Dataset records of page text
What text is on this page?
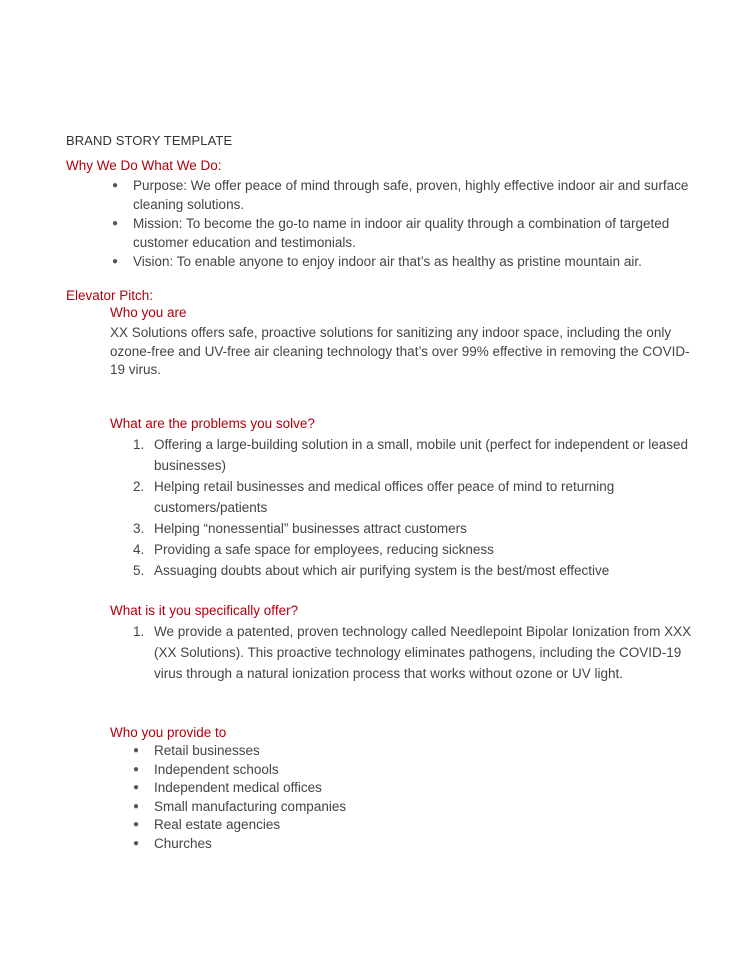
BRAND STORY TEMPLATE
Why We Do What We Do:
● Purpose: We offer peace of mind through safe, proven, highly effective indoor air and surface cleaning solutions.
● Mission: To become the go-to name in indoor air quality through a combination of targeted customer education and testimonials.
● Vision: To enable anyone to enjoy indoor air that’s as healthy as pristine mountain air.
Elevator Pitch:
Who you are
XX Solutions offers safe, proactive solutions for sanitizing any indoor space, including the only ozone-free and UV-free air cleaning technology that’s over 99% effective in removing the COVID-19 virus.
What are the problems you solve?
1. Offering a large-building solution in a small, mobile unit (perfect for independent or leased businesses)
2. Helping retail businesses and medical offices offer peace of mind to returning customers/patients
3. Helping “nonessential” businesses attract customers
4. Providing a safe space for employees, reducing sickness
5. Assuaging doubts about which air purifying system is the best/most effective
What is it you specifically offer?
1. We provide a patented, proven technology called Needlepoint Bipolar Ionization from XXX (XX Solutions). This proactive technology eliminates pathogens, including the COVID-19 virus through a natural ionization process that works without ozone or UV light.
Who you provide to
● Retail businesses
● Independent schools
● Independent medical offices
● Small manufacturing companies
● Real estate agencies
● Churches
* * *
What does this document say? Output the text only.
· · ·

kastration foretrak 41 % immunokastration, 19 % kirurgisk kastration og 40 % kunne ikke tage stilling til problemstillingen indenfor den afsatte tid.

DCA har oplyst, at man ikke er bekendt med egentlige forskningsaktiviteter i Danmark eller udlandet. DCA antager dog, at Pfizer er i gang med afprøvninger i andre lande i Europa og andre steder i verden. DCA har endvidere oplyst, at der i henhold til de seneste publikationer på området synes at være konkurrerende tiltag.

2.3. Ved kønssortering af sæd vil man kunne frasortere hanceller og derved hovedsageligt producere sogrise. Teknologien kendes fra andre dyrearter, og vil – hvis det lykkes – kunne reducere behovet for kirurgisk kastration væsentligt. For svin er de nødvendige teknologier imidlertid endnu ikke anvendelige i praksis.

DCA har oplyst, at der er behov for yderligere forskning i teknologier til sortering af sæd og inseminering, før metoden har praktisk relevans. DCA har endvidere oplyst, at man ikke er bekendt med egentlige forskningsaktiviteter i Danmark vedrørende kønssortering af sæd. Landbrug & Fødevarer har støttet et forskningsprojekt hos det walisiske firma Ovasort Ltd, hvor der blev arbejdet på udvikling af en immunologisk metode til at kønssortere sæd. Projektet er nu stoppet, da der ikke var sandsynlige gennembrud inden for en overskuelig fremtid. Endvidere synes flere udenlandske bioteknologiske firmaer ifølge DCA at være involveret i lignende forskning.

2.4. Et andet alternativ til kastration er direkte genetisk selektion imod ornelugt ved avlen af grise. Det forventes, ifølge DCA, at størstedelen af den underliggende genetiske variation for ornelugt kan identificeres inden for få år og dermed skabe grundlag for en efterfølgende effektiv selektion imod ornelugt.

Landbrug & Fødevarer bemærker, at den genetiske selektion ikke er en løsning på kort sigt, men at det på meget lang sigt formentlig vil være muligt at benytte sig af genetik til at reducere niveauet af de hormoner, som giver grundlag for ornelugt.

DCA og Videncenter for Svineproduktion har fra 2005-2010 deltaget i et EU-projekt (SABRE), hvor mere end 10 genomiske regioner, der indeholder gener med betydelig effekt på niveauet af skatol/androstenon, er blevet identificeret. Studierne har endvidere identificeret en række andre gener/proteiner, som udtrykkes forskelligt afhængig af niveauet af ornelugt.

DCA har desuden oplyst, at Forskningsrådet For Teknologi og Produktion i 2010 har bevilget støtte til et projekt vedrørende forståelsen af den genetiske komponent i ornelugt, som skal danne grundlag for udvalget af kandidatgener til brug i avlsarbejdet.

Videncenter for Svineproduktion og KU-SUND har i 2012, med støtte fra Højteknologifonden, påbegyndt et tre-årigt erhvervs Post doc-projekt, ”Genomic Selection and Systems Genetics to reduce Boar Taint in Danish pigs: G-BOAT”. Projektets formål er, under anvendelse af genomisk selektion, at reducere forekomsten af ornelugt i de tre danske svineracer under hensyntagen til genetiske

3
...
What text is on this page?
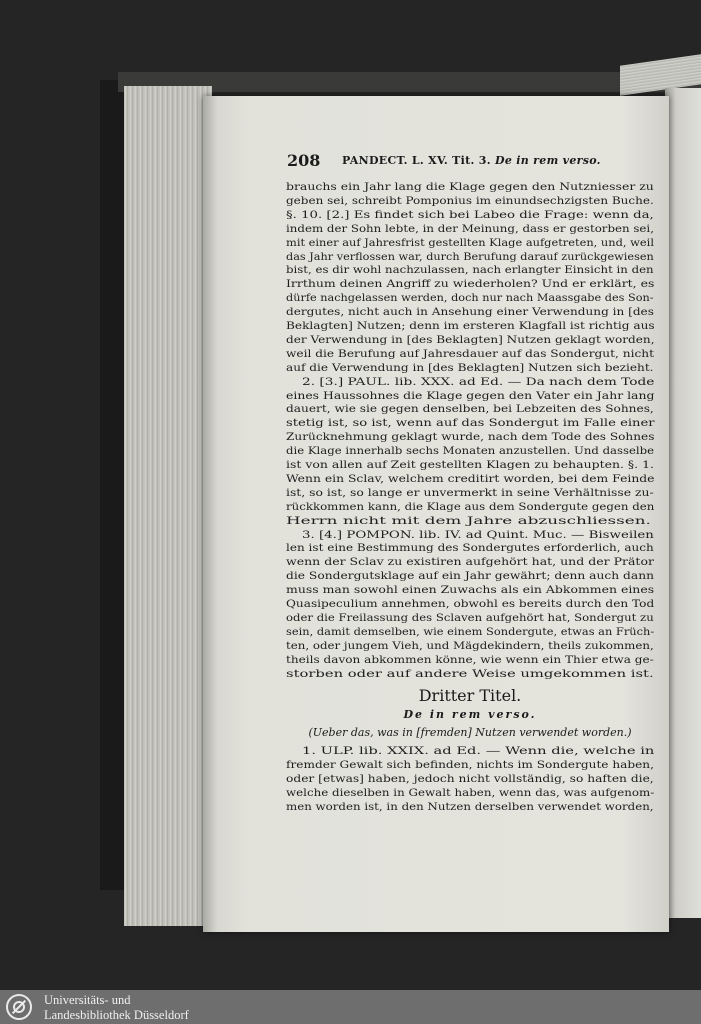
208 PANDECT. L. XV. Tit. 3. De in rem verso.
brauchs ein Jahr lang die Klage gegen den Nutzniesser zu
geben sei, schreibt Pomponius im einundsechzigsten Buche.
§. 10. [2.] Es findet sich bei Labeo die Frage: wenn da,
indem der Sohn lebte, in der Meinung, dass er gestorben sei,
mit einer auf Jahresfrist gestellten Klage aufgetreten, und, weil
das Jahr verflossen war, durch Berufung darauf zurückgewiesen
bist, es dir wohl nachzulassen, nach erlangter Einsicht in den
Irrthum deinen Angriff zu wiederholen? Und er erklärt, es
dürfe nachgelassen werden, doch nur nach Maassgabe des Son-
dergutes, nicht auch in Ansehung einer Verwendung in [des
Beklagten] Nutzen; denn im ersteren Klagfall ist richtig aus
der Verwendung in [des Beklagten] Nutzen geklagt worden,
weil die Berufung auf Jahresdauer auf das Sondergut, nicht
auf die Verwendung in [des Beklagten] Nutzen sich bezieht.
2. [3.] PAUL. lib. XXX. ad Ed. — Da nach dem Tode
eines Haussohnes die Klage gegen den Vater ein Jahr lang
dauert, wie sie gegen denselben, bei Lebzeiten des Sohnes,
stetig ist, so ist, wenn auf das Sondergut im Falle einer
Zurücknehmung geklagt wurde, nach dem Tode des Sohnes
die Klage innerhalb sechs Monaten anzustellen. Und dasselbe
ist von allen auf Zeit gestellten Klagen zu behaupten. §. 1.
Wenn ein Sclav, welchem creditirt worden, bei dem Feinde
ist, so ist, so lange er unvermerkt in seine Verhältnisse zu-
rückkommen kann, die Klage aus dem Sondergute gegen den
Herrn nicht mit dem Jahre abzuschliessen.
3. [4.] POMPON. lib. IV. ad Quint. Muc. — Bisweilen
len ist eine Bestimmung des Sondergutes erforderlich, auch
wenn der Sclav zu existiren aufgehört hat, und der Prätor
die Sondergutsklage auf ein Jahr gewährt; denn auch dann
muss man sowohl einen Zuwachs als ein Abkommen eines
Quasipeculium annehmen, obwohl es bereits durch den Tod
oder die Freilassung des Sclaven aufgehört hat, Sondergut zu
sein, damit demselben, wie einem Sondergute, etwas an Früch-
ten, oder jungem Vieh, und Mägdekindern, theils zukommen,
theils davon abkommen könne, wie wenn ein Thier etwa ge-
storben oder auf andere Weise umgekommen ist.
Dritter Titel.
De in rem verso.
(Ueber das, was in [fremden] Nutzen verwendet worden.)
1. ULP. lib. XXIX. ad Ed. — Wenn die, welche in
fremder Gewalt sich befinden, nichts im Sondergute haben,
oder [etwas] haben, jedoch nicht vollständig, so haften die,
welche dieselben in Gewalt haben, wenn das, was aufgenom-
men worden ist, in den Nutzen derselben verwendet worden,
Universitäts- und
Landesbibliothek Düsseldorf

## Task instructions
Count every line of the records that holds "Beklagten". State the number, nothing else.

## Task output
3